## Supplied data
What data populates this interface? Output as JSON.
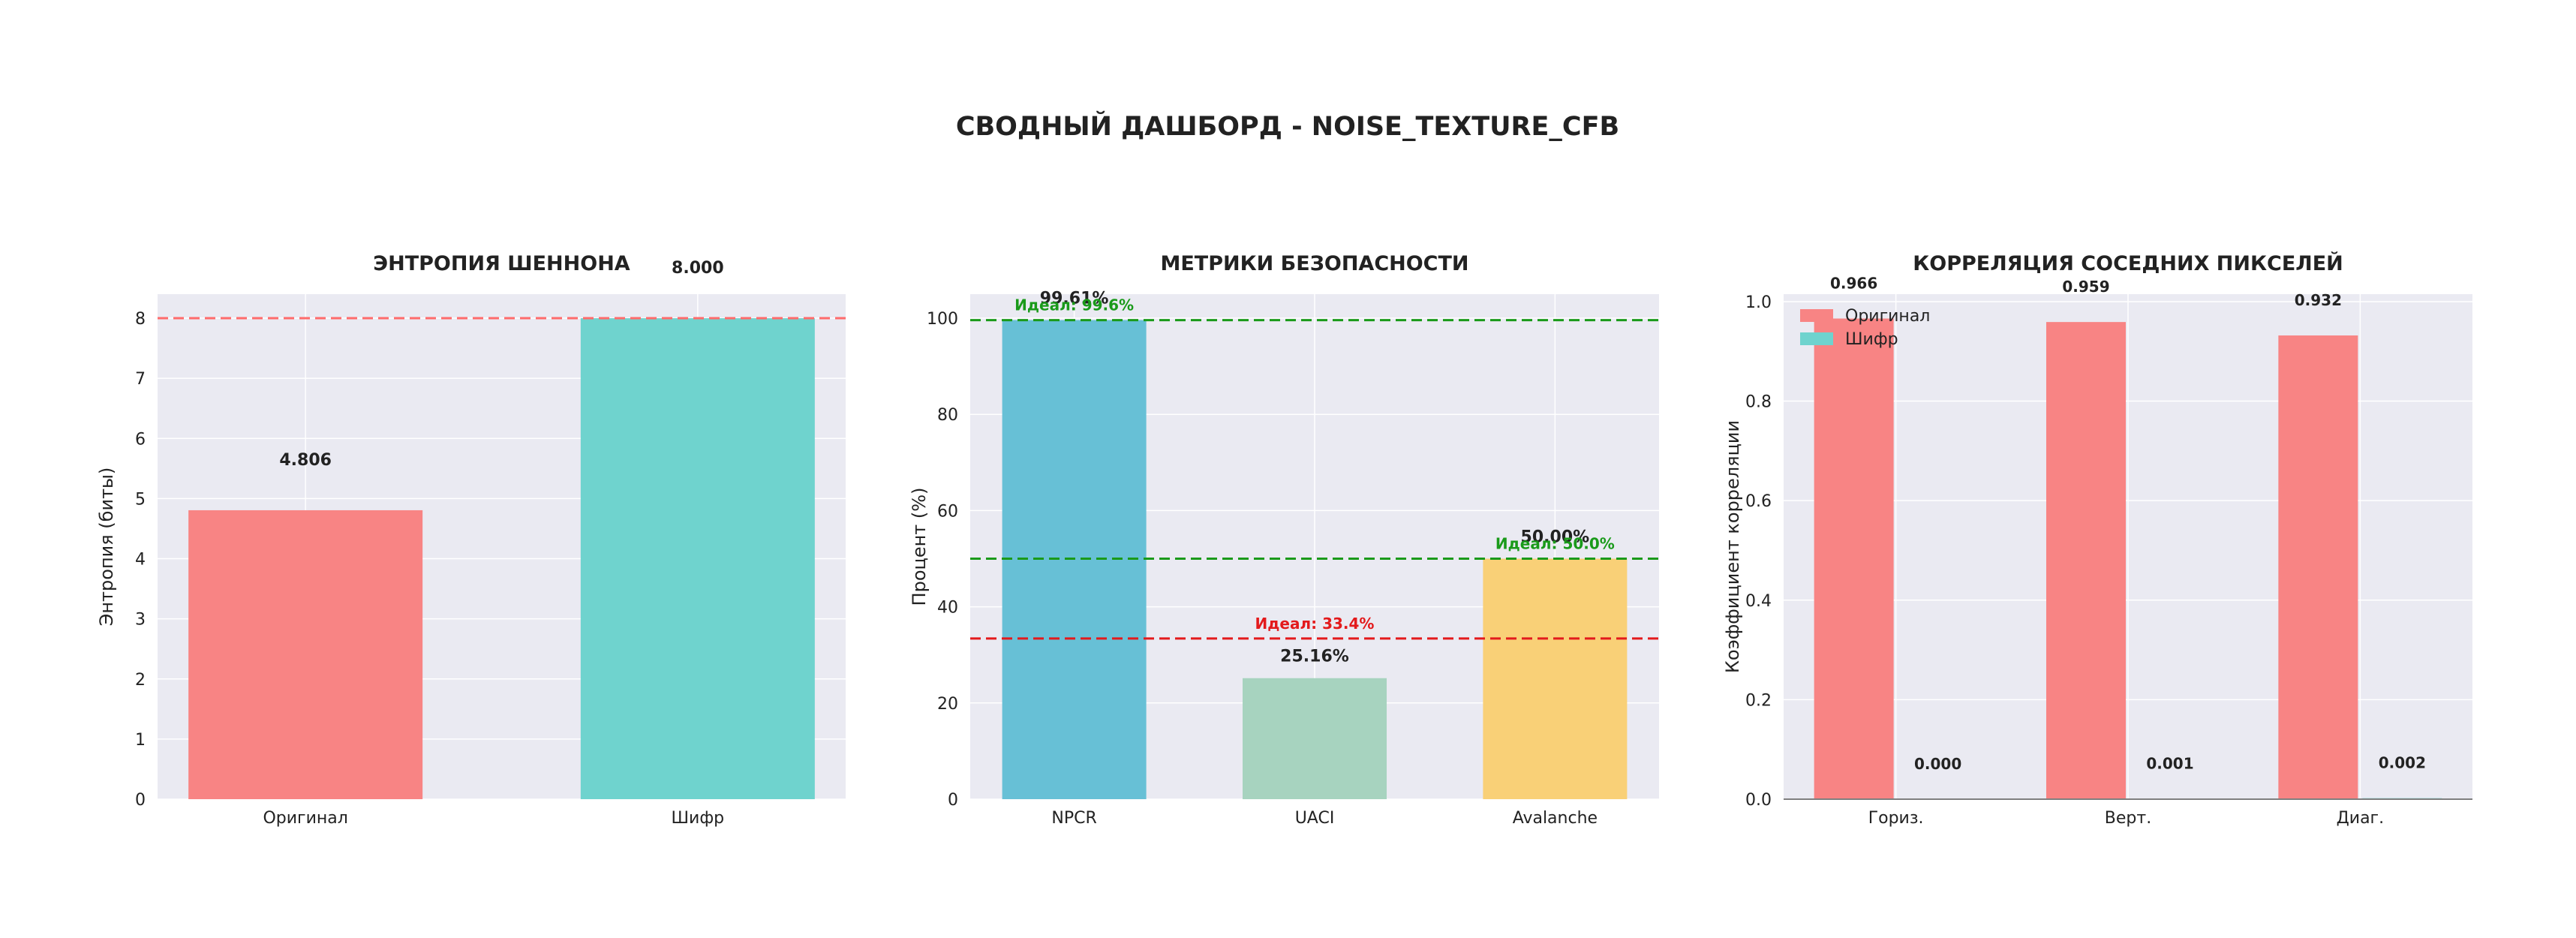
{
  "page": {
    "suptitle": "СВОДНЫЙ ДАШБОРД - NOISE_TEXTURE_CFB"
  },
  "colors": {
    "panel_bg": "#eaeaf2",
    "grid": "#ffffff",
    "text": "#222222",
    "original": "#f88484",
    "cipher": "#6fd3ce",
    "npcr": "#67c0d6",
    "uaci": "#a7d3bf",
    "avalanche": "#f9d077",
    "ideal_red": "#e31a1c",
    "ideal_green": "#1a9a1a",
    "ideal_line_red": "#ff6b6b"
  },
  "chart_data": [
    {
      "id": "entropy",
      "type": "bar",
      "title": "ЭНТРОПИЯ ШЕННОНА",
      "xlabel": "",
      "ylabel": "Энтропия (биты)",
      "ylim": [
        0,
        8.4
      ],
      "yticks": [
        0,
        1,
        2,
        3,
        4,
        5,
        6,
        7,
        8
      ],
      "ytick_labels": [
        "0",
        "1",
        "2",
        "3",
        "4",
        "5",
        "6",
        "7",
        "8"
      ],
      "categories": [
        "Оригинал",
        "Шифр"
      ],
      "values": [
        4.806,
        8.0
      ],
      "value_labels": [
        "4.806",
        "8.000"
      ],
      "bar_colors": [
        "#f88484",
        "#6fd3ce"
      ],
      "reference_lines": [
        {
          "y": 8.0,
          "color": "#ff6b6b",
          "style": "dashed",
          "label": ""
        }
      ],
      "grid": true
    },
    {
      "id": "security",
      "type": "bar",
      "title": "МЕТРИКИ БЕЗОПАСНОСТИ",
      "xlabel": "",
      "ylabel": "Процент (%)",
      "ylim": [
        0,
        105
      ],
      "yticks": [
        0,
        20,
        40,
        60,
        80,
        100
      ],
      "ytick_labels": [
        "0",
        "20",
        "40",
        "60",
        "80",
        "100"
      ],
      "categories": [
        "NPCR",
        "UACI",
        "Avalanche"
      ],
      "values": [
        99.61,
        25.16,
        50.0
      ],
      "value_labels": [
        "99.61%",
        "25.16%",
        "50.00%"
      ],
      "bar_colors": [
        "#67c0d6",
        "#a7d3bf",
        "#f9d077"
      ],
      "reference_lines": [
        {
          "y": 99.6,
          "color": "#1a9a1a",
          "style": "dashed",
          "label": "Идеал: 99.6%",
          "category": 0
        },
        {
          "y": 33.4,
          "color": "#e31a1c",
          "style": "dashed",
          "label": "Идеал: 33.4%",
          "category": 1
        },
        {
          "y": 50.0,
          "color": "#1a9a1a",
          "style": "dashed",
          "label": "Идеал: 50.0%",
          "category": 2
        }
      ],
      "grid": true
    },
    {
      "id": "correlation",
      "type": "bar",
      "title": "КОРРЕЛЯЦИЯ СОСЕДНИХ ПИКСЕЛЕЙ",
      "xlabel": "",
      "ylabel": "Коэффициент корреляции",
      "ylim": [
        0,
        1.015
      ],
      "yticks": [
        0.0,
        0.2,
        0.4,
        0.6,
        0.8,
        1.0
      ],
      "ytick_labels": [
        "0.0",
        "0.2",
        "0.4",
        "0.6",
        "0.8",
        "1.0"
      ],
      "categories": [
        "Гориз.",
        "Верт.",
        "Диаг."
      ],
      "series": [
        {
          "name": "Оригинал",
          "values": [
            0.966,
            0.959,
            0.932
          ],
          "value_labels": [
            "0.966",
            "0.959",
            "0.932"
          ],
          "color": "#f88484"
        },
        {
          "name": "Шифр",
          "values": [
            0.0,
            0.001,
            0.002
          ],
          "value_labels": [
            "0.000",
            "0.001",
            "0.002"
          ],
          "color": "#6fd3ce"
        }
      ],
      "legend_position": "top-left",
      "grid": true
    }
  ]
}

## Objective
Each record should be quoted exactly, with the images omitted.

## Written response
What data populates this interface? Output as JSON.
{
  "page": {
    "suptitle": "СВОДНЫЙ ДАШБОРД - NOISE_TEXTURE_CFB"
  },
  "colors": {
    "panel_bg": "#eaeaf2",
    "grid": "#ffffff",
    "text": "#222222",
    "original": "#f88484",
    "cipher": "#6fd3ce",
    "npcr": "#67c0d6",
    "uaci": "#a7d3bf",
    "avalanche": "#f9d077",
    "ideal_red": "#e31a1c",
    "ideal_green": "#1a9a1a",
    "ideal_line_red": "#ff6b6b"
  },
  "chart_data": [
    {
      "id": "entropy",
      "type": "bar",
      "title": "ЭНТРОПИЯ ШЕННОНА",
      "xlabel": "",
      "ylabel": "Энтропия (биты)",
      "ylim": [
        0,
        8.4
      ],
      "yticks": [
        0,
        1,
        2,
        3,
        4,
        5,
        6,
        7,
        8
      ],
      "ytick_labels": [
        "0",
        "1",
        "2",
        "3",
        "4",
        "5",
        "6",
        "7",
        "8"
      ],
      "categories": [
        "Оригинал",
        "Шифр"
      ],
      "values": [
        4.806,
        8.0
      ],
      "value_labels": [
        "4.806",
        "8.000"
      ],
      "bar_colors": [
        "#f88484",
        "#6fd3ce"
      ],
      "reference_lines": [
        {
          "y": 8.0,
          "color": "#ff6b6b",
          "style": "dashed",
          "label": ""
        }
      ],
      "grid": true
    },
    {
      "id": "security",
      "type": "bar",
      "title": "МЕТРИКИ БЕЗОПАСНОСТИ",
      "xlabel": "",
      "ylabel": "Процент (%)",
      "ylim": [
        0,
        105
      ],
      "yticks": [
        0,
        20,
        40,
        60,
        80,
        100
      ],
      "ytick_labels": [
        "0",
        "20",
        "40",
        "60",
        "80",
        "100"
      ],
      "categories": [
        "NPCR",
        "UACI",
        "Avalanche"
      ],
      "values": [
        99.61,
        25.16,
        50.0
      ],
      "value_labels": [
        "99.61%",
        "25.16%",
        "50.00%"
      ],
      "bar_colors": [
        "#67c0d6",
        "#a7d3bf",
        "#f9d077"
      ],
      "reference_lines": [
        {
          "y": 99.6,
          "color": "#1a9a1a",
          "style": "dashed",
          "label": "Идеал: 99.6%",
          "category": 0
        },
        {
          "y": 33.4,
          "color": "#e31a1c",
          "style": "dashed",
          "label": "Идеал: 33.4%",
          "category": 1
        },
        {
          "y": 50.0,
          "color": "#1a9a1a",
          "style": "dashed",
          "label": "Идеал: 50.0%",
          "category": 2
        }
      ],
      "grid": true
    },
    {
      "id": "correlation",
      "type": "bar",
      "title": "КОРРЕЛЯЦИЯ СОСЕДНИХ ПИКСЕЛЕЙ",
      "xlabel": "",
      "ylabel": "Коэффициент корреляции",
      "ylim": [
        0,
        1.015
      ],
      "yticks": [
        0.0,
        0.2,
        0.4,
        0.6,
        0.8,
        1.0
      ],
      "ytick_labels": [
        "0.0",
        "0.2",
        "0.4",
        "0.6",
        "0.8",
        "1.0"
      ],
      "categories": [
        "Гориз.",
        "Верт.",
        "Диаг."
      ],
      "series": [
        {
          "name": "Оригинал",
          "values": [
            0.966,
            0.959,
            0.932
          ],
          "value_labels": [
            "0.966",
            "0.959",
            "0.932"
          ],
          "color": "#f88484"
        },
        {
          "name": "Шифр",
          "values": [
            0.0,
            0.001,
            0.002
          ],
          "value_labels": [
            "0.000",
            "0.001",
            "0.002"
          ],
          "color": "#6fd3ce"
        }
      ],
      "legend_position": "top-left",
      "grid": true
    }
  ]
}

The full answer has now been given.